__REQUIRED WORK__
Every line of the material is to be quoted verbatim, minus the pictures.

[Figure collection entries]
########################################

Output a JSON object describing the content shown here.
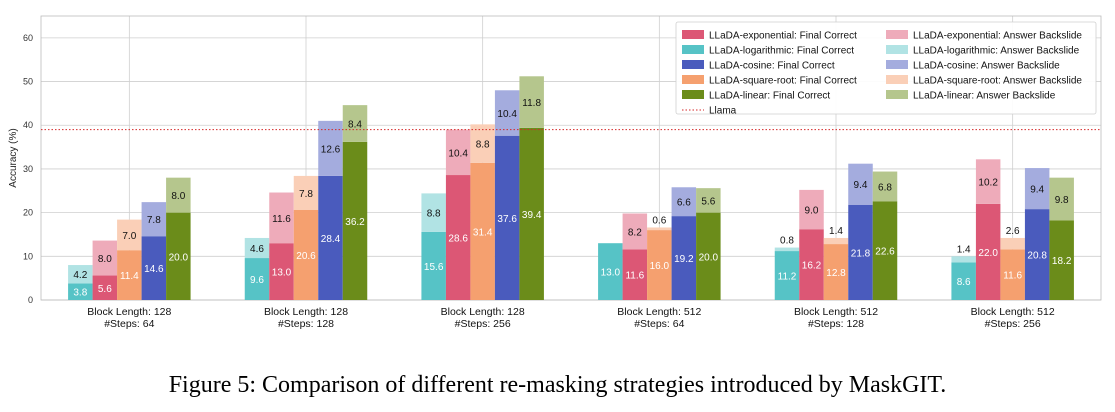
{
  "chart_data": {
    "type": "bar",
    "ylabel": "Accuracy (%)",
    "ylim": [
      0,
      65
    ],
    "yticks": [
      0,
      10,
      20,
      30,
      40,
      50,
      60
    ],
    "grid": true,
    "legend_position": "top-right",
    "categories": [
      "Block Length: 128\n#Steps: 64",
      "Block Length: 128\n#Steps: 128",
      "Block Length: 128\n#Steps: 256",
      "Block Length: 512\n#Steps: 64",
      "Block Length: 512\n#Steps: 128",
      "Block Length: 512\n#Steps: 256"
    ],
    "series": [
      {
        "name": "LLaDA-logarithmic",
        "final_label": "LLaDA-logarithmic: Final Correct",
        "backslide_label": "LLaDA-logarithmic: Answer Backslide",
        "color": "#56c3c6",
        "backslide_color": "#b1e3e4",
        "final": [
          3.8,
          9.6,
          15.6,
          13.0,
          11.2,
          8.6
        ],
        "backslide": [
          4.2,
          4.6,
          8.8,
          null,
          0.8,
          1.4
        ]
      },
      {
        "name": "LLaDA-exponential",
        "final_label": "LLaDA-exponential: Final Correct",
        "backslide_label": "LLaDA-exponential: Answer Backslide",
        "color": "#dc5775",
        "backslide_color": "#eeabba",
        "final": [
          5.6,
          13.0,
          28.6,
          11.6,
          16.2,
          22.0
        ],
        "backslide": [
          8.0,
          11.6,
          10.4,
          8.2,
          9.0,
          10.2
        ]
      },
      {
        "name": "LLaDA-square-root",
        "final_label": "LLaDA-square-root: Final Correct",
        "backslide_label": "LLaDA-square-root: Answer Backslide",
        "color": "#f5a06f",
        "backslide_color": "#facfb7",
        "final": [
          11.4,
          20.6,
          31.4,
          16.0,
          12.8,
          11.6
        ],
        "backslide": [
          7.0,
          7.8,
          8.8,
          0.6,
          1.4,
          2.6
        ]
      },
      {
        "name": "LLaDA-cosine",
        "final_label": "LLaDA-cosine: Final Correct",
        "backslide_label": "LLaDA-cosine: Answer Backslide",
        "color": "#4a5bbd",
        "backslide_color": "#a4acde",
        "final": [
          14.6,
          28.4,
          37.6,
          19.2,
          21.8,
          20.8
        ],
        "backslide": [
          7.8,
          12.6,
          10.4,
          6.6,
          9.4,
          9.4
        ]
      },
      {
        "name": "LLaDA-linear",
        "final_label": "LLaDA-linear: Final Correct",
        "backslide_label": "LLaDA-linear: Answer Backslide",
        "color": "#6b8c1a",
        "backslide_color": "#b5c68d",
        "final": [
          20.0,
          36.2,
          39.4,
          20.0,
          22.6,
          18.2
        ],
        "backslide": [
          8.0,
          8.4,
          11.8,
          5.6,
          6.8,
          9.8
        ]
      }
    ],
    "reference_line": {
      "name": "Llama",
      "value": 39.0,
      "color": "#d62728"
    },
    "legend": [
      {
        "label": "LLaDA-exponential: Final Correct",
        "color": "#dc5775",
        "kind": "box"
      },
      {
        "label": "LLaDA-logarithmic: Final Correct",
        "color": "#56c3c6",
        "kind": "box"
      },
      {
        "label": "LLaDA-cosine: Final Correct",
        "color": "#4a5bbd",
        "kind": "box"
      },
      {
        "label": "LLaDA-square-root: Final Correct",
        "color": "#f5a06f",
        "kind": "box"
      },
      {
        "label": "LLaDA-linear: Final Correct",
        "color": "#6b8c1a",
        "kind": "box"
      },
      {
        "label": "Llama",
        "color": "#d62728",
        "kind": "line"
      },
      {
        "label": "LLaDA-exponential: Answer Backslide",
        "color": "#eeabba",
        "kind": "box"
      },
      {
        "label": "LLaDA-logarithmic: Answer Backslide",
        "color": "#b1e3e4",
        "kind": "box"
      },
      {
        "label": "LLaDA-cosine: Answer Backslide",
        "color": "#a4acde",
        "kind": "box"
      },
      {
        "label": "LLaDA-square-root: Answer Backslide",
        "color": "#facfb7",
        "kind": "box"
      },
      {
        "label": "LLaDA-linear: Answer Backslide",
        "color": "#b5c68d",
        "kind": "box"
      }
    ]
  },
  "caption": "Figure 5: Comparison of different re-masking strategies introduced by MaskGIT."
}
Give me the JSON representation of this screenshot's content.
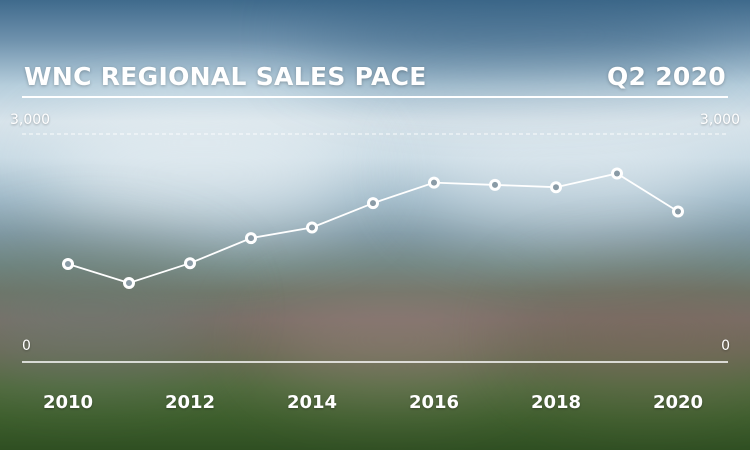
{
  "chart_data": {
    "type": "line",
    "title": "WNC REGIONAL SALES PACE",
    "subtitle": "Q2 2020",
    "x": [
      2010,
      2011,
      2012,
      2013,
      2014,
      2015,
      2016,
      2017,
      2018,
      2019,
      2020
    ],
    "series": [
      {
        "values": [
          1290,
          1040,
          1300,
          1630,
          1770,
          2090,
          2360,
          2330,
          2300,
          2480,
          1980
        ]
      }
    ],
    "ylim": [
      0,
      3000
    ],
    "yticks": {
      "top": "3,000",
      "bottom": "0"
    },
    "xticks": [
      "2010",
      "2012",
      "2014",
      "2016",
      "2018",
      "2020"
    ],
    "xtick_values": [
      2010,
      2012,
      2014,
      2016,
      2018,
      2020
    ],
    "grid": "dashed line at maximum",
    "colors": {
      "line": "#ffffff",
      "marker_fill": "#ffffff",
      "marker_center": "#8a9ba6"
    }
  }
}
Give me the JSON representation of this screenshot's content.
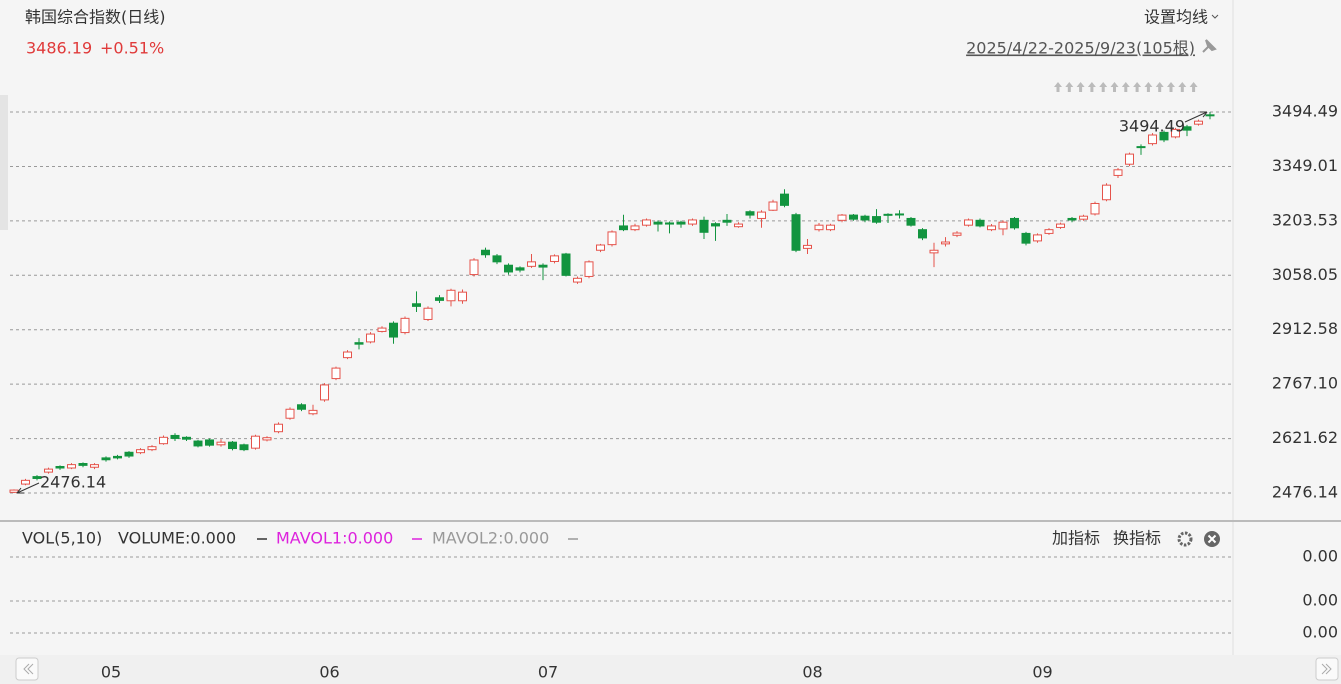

########################################

__WORKED SOLUTION__
Output a JSON object describing the content shown here.
{
  "chart_data": {
    "type": "bar",
    "ylabel": "Accuracy (%)",
    "ylim": [
      0,
      65
    ],
    "yticks": [
      0,
      10,
      20,
      30,
      40,
      50,
      60
    ],
    "grid": true,
    "legend_position": "top-right",
    "categories": [
      "Block Length: 128\n#Steps: 64",
      "Block Length: 128\n#Steps: 128",
      "Block Length: 128\n#Steps: 256",
      "Block Length: 512\n#Steps: 64",
      "Block Length: 512\n#Steps: 128",
      "Block Length: 512\n#Steps: 256"
    ],
    "series": [
      {
        "name": "LLaDA-logarithmic",
        "final_label": "LLaDA-logarithmic: Final Correct",
        "backslide_label": "LLaDA-logarithmic: Answer Backslide",
        "color": "#56c3c6",
        "backslide_color": "#b1e3e4",
        "final": [
          3.8,
          9.6,
          15.6,
          13.0,
          11.2,
          8.6
        ],
        "backslide": [
          4.2,
          4.6,
          8.8,
          null,
          0.8,
          1.4
        ]
      },
      {
        "name": "LLaDA-exponential",
        "final_label": "LLaDA-exponential: Final Correct",
        "backslide_label": "LLaDA-exponential: Answer Backslide",
        "color": "#dc5775",
        "backslide_color": "#eeabba",
        "final": [
          5.6,
          13.0,
          28.6,
          11.6,
          16.2,
          22.0
        ],
        "backslide": [
          8.0,
          11.6,
          10.4,
          8.2,
          9.0,
          10.2
        ]
      },
      {
        "name": "LLaDA-square-root",
        "final_label": "LLaDA-square-root: Final Correct",
        "backslide_label": "LLaDA-square-root: Answer Backslide",
        "color": "#f5a06f",
        "backslide_color": "#facfb7",
        "final": [
          11.4,
          20.6,
          31.4,
          16.0,
          12.8,
          11.6
        ],
        "backslide": [
          7.0,
          7.8,
          8.8,
          0.6,
          1.4,
          2.6
        ]
      },
      {
        "name": "LLaDA-cosine",
        "final_label": "LLaDA-cosine: Final Correct",
        "backslide_label": "LLaDA-cosine: Answer Backslide",
        "color": "#4a5bbd",
        "backslide_color": "#a4acde",
        "final": [
          14.6,
          28.4,
          37.6,
          19.2,
          21.8,
          20.8
        ],
        "backslide": [
          7.8,
          12.6,
          10.4,
          6.6,
          9.4,
          9.4
        ]
      },
      {
        "name": "LLaDA-linear",
        "final_label": "LLaDA-linear: Final Correct",
        "backslide_label": "LLaDA-linear: Answer Backslide",
        "color": "#6b8c1a",
        "backslide_color": "#b5c68d",
        "final": [
          20.0,
          36.2,
          39.4,
          20.0,
          22.6,
          18.2
        ],
        "backslide": [
          8.0,
          8.4,
          11.8,
          5.6,
          6.8,
          9.8
        ]
      }
    ],
    "reference_line": {
      "name": "Llama",
      "value": 39.0,
      "color": "#d62728"
    },
    "legend": [
      {
        "label": "LLaDA-exponential: Final Correct",
        "color": "#dc5775",
        "kind": "box"
      },
      {
        "label": "LLaDA-logarithmic: Final Correct",
        "color": "#56c3c6",
        "kind": "box"
      },
      {
        "label": "LLaDA-cosine: Final Correct",
        "color": "#4a5bbd",
        "kind": "box"
      },
      {
        "label": "LLaDA-square-root: Final Correct",
        "color": "#f5a06f",
        "kind": "box"
      },
      {
        "label": "LLaDA-linear: Final Correct",
        "color": "#6b8c1a",
        "kind": "box"
      },
      {
        "label": "Llama",
        "color": "#d62728",
        "kind": "line"
      },
      {
        "label": "LLaDA-exponential: Answer Backslide",
        "color": "#eeabba",
        "kind": "box"
      },
      {
        "label": "LLaDA-logarithmic: Answer Backslide",
        "color": "#b1e3e4",
        "kind": "box"
      },
      {
        "label": "LLaDA-cosine: Answer Backslide",
        "color": "#a4acde",
        "kind": "box"
      },
      {
        "label": "LLaDA-square-root: Answer Backslide",
        "color": "#facfb7",
        "kind": "box"
      },
      {
        "label": "LLaDA-linear: Answer Backslide",
        "color": "#b5c68d",
        "kind": "box"
      }
    ]
  },
  "caption": "Figure 5: Comparison of different re-masking strategies introduced by MaskGIT."
}
Give me the JSON representation of this screenshot's content.
{
  "chart_data": {
    "type": "line",
    "title": "WNC REGIONAL SALES PACE",
    "subtitle": "Q2 2020",
    "x": [
      2010,
      2011,
      2012,
      2013,
      2014,
      2015,
      2016,
      2017,
      2018,
      2019,
      2020
    ],
    "series": [
      {
        "values": [
          1290,
          1040,
          1300,
          1630,
          1770,
          2090,
          2360,
          2330,
          2300,
          2480,
          1980
        ]
      }
    ],
    "ylim": [
      0,
      3000
    ],
    "yticks": {
      "top": "3,000",
      "bottom": "0"
    },
    "xticks": [
      "2010",
      "2012",
      "2014",
      "2016",
      "2018",
      "2020"
    ],
    "xtick_values": [
      2010,
      2012,
      2014,
      2016,
      2018,
      2020
    ],
    "grid": "dashed line at maximum",
    "colors": {
      "line": "#ffffff",
      "marker_fill": "#ffffff",
      "marker_center": "#8a9ba6"
    }
  }
}
Give me the JSON representation of this screenshot's content.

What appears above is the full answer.